STATED EXERCISE: Lines that hold the string "Tagen" are to be counted; give only their number.

INPUT FOR THIS TASK:
————————

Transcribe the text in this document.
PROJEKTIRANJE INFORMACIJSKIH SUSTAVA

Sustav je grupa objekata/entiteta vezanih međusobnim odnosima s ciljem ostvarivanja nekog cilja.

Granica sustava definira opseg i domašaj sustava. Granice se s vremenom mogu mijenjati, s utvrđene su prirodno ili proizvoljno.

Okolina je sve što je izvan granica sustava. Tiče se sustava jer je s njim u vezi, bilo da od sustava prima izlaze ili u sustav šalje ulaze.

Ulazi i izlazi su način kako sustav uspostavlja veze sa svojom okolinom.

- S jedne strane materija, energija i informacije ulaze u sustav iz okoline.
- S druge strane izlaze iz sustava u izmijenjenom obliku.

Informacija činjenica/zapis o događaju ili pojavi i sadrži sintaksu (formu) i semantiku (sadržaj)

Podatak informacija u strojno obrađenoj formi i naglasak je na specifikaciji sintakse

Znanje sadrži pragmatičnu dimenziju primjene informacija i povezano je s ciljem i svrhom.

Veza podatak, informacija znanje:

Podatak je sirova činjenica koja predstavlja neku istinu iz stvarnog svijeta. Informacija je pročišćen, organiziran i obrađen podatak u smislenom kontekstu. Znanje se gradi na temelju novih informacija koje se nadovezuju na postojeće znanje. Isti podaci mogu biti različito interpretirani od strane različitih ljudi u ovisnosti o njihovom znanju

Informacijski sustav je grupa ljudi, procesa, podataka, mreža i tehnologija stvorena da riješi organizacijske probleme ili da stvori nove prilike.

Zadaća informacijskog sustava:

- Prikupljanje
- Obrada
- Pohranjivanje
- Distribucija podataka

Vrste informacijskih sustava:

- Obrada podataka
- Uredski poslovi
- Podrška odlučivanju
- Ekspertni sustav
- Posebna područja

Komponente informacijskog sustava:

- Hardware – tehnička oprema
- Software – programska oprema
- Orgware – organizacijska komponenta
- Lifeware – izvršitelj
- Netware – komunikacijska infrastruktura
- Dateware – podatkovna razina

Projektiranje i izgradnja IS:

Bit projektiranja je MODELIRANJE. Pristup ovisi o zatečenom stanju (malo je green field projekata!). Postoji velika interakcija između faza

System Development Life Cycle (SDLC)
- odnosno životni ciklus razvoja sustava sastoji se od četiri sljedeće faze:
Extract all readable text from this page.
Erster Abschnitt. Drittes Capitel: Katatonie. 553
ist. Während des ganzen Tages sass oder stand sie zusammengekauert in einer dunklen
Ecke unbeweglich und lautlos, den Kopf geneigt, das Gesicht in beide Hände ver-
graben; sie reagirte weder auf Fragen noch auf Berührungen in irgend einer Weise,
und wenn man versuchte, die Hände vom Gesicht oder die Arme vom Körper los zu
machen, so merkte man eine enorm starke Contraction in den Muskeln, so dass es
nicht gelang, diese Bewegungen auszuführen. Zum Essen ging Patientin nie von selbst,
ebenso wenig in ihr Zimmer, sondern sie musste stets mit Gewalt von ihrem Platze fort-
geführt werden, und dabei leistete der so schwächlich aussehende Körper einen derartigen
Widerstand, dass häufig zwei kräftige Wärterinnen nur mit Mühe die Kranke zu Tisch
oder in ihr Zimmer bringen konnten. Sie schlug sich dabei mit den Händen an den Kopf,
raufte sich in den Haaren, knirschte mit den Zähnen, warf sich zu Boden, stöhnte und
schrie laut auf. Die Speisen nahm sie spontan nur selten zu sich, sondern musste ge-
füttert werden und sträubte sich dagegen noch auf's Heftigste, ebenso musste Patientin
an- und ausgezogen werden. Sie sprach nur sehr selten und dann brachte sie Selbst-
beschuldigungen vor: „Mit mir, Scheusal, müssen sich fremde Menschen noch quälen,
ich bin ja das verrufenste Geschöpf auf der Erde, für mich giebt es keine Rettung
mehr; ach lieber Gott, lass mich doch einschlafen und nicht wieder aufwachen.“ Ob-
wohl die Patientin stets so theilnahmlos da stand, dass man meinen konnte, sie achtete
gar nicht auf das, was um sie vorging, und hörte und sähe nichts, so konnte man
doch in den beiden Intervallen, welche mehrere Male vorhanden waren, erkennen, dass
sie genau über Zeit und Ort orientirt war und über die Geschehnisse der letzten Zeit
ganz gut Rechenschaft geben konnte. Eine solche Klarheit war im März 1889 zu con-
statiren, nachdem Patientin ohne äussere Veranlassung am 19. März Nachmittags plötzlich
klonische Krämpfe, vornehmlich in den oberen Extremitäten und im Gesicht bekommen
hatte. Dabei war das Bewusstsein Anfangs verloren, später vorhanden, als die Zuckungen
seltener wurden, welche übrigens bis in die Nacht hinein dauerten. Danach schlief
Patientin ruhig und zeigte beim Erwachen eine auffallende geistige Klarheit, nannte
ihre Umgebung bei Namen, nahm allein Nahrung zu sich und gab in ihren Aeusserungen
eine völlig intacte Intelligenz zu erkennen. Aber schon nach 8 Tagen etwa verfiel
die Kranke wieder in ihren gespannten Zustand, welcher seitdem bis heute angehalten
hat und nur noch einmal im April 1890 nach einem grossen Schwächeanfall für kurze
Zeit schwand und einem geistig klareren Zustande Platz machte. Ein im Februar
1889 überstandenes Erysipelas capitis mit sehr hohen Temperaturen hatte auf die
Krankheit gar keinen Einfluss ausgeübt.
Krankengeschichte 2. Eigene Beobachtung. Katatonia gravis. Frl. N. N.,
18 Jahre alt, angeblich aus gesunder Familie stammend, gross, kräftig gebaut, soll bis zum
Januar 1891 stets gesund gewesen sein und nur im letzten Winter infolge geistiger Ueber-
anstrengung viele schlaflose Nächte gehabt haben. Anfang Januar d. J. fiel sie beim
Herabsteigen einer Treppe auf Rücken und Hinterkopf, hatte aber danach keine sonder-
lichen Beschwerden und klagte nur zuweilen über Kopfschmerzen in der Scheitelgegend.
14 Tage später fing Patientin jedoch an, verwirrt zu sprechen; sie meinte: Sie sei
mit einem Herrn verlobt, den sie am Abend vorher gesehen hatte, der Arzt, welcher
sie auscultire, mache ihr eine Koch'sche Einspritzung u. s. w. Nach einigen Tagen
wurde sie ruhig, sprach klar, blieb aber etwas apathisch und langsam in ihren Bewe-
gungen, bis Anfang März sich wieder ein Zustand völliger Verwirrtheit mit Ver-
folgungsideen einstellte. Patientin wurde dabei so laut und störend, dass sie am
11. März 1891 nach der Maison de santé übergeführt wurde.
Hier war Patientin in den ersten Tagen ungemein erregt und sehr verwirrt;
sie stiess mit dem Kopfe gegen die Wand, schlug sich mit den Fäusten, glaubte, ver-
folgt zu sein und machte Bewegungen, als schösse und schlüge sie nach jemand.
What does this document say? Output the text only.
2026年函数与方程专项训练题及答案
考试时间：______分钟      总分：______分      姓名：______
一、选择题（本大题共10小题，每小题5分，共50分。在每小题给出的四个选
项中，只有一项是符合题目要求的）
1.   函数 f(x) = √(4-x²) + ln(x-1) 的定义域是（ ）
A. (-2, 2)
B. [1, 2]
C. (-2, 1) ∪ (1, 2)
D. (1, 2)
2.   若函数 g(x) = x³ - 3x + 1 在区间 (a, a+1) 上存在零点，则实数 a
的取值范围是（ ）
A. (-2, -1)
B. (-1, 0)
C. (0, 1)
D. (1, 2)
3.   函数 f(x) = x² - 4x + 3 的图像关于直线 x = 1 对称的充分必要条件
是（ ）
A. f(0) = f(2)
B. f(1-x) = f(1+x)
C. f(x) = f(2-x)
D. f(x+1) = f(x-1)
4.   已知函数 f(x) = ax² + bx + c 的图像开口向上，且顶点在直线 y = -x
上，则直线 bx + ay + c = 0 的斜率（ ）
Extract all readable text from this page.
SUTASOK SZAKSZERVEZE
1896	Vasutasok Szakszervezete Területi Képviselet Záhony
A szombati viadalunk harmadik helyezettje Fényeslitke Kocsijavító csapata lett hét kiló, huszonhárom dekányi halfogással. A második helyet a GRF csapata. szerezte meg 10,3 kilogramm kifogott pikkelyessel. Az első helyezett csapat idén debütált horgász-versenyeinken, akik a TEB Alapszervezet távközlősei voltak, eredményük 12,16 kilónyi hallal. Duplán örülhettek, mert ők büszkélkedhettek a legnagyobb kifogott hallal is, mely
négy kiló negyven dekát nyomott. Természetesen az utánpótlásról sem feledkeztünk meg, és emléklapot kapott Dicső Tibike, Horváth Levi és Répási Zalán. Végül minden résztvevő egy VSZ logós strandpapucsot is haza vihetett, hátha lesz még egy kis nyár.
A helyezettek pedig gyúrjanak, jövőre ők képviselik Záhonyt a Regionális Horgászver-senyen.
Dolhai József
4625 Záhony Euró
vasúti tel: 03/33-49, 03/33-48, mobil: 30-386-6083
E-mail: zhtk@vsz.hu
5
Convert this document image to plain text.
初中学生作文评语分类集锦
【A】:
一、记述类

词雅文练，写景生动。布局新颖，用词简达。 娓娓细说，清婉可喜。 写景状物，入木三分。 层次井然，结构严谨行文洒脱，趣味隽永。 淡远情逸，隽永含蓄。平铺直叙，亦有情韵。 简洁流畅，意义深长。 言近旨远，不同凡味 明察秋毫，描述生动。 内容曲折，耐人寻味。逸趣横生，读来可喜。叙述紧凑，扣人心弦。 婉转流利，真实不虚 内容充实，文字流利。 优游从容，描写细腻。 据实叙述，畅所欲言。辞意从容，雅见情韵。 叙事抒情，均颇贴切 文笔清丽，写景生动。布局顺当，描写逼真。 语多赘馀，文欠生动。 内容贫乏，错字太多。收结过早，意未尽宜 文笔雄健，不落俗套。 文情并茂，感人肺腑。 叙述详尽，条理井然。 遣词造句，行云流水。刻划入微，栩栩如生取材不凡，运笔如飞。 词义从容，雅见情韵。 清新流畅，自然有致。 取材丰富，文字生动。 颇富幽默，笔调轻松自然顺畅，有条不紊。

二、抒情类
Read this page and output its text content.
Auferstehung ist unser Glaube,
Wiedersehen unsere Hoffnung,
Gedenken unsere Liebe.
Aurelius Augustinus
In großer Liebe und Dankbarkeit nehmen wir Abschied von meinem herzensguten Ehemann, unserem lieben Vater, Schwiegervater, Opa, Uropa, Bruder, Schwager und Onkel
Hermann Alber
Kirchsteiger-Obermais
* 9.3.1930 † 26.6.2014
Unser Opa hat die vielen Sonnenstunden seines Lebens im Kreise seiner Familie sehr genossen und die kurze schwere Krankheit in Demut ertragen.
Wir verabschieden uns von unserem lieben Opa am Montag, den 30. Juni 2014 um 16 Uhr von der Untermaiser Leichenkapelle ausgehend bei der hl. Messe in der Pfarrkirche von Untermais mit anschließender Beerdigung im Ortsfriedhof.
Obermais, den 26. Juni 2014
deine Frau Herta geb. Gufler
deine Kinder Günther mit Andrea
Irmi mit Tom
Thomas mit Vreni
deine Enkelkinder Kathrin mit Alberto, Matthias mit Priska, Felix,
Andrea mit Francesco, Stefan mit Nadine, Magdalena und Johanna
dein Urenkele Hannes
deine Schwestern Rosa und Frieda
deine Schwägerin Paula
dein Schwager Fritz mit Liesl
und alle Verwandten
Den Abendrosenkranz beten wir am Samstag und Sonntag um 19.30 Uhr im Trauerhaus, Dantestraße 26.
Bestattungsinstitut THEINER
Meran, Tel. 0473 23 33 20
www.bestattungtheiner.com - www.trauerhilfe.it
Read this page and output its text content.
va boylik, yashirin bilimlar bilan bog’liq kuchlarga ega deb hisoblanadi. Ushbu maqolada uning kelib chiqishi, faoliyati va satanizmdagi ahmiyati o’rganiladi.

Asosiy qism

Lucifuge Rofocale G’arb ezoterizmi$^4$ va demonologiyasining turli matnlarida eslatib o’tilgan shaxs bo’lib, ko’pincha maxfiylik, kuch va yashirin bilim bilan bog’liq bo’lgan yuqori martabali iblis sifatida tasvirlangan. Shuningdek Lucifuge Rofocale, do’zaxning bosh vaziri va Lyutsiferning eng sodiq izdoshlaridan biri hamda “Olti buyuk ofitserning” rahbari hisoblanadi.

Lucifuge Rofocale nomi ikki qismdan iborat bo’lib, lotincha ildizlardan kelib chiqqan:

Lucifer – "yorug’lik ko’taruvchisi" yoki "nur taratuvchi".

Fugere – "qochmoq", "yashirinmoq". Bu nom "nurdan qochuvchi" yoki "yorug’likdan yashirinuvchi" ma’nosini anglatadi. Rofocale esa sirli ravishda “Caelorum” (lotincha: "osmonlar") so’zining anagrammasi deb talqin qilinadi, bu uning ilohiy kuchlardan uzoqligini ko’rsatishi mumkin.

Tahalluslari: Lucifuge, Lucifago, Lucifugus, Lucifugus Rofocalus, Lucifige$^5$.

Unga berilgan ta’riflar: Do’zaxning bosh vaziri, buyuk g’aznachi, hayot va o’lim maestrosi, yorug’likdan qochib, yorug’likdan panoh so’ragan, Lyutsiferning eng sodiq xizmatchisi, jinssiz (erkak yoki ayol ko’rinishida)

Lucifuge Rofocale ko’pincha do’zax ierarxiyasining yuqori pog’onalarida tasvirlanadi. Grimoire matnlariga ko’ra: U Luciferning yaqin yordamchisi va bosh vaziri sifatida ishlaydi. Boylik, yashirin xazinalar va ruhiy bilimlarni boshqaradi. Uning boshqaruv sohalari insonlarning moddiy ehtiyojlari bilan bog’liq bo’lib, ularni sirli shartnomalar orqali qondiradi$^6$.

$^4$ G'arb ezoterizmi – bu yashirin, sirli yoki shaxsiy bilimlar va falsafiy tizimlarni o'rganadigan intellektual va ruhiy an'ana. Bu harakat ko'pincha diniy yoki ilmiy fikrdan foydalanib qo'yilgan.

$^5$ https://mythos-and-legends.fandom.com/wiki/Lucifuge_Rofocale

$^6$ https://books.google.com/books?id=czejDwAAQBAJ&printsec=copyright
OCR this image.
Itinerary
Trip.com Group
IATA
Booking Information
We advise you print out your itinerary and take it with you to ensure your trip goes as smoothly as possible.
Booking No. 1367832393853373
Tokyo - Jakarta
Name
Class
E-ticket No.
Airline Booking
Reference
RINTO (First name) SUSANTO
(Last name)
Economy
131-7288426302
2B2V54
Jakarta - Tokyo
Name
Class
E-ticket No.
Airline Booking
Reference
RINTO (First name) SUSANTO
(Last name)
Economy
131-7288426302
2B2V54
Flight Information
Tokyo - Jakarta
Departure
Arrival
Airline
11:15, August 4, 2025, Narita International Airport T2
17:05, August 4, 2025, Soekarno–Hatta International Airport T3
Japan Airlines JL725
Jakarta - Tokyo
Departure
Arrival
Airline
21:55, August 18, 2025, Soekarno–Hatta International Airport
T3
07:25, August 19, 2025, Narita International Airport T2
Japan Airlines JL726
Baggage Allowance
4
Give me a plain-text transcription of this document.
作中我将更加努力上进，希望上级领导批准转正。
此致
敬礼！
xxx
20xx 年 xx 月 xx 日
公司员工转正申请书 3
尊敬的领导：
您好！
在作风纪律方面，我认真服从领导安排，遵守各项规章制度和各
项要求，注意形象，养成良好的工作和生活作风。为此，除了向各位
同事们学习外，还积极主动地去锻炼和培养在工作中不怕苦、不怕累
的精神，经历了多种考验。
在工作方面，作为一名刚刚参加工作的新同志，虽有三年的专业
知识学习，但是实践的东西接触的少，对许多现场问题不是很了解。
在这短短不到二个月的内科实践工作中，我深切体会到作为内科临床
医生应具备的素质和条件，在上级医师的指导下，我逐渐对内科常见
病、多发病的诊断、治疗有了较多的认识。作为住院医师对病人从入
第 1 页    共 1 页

————————

SOLVED EXERCISE: 3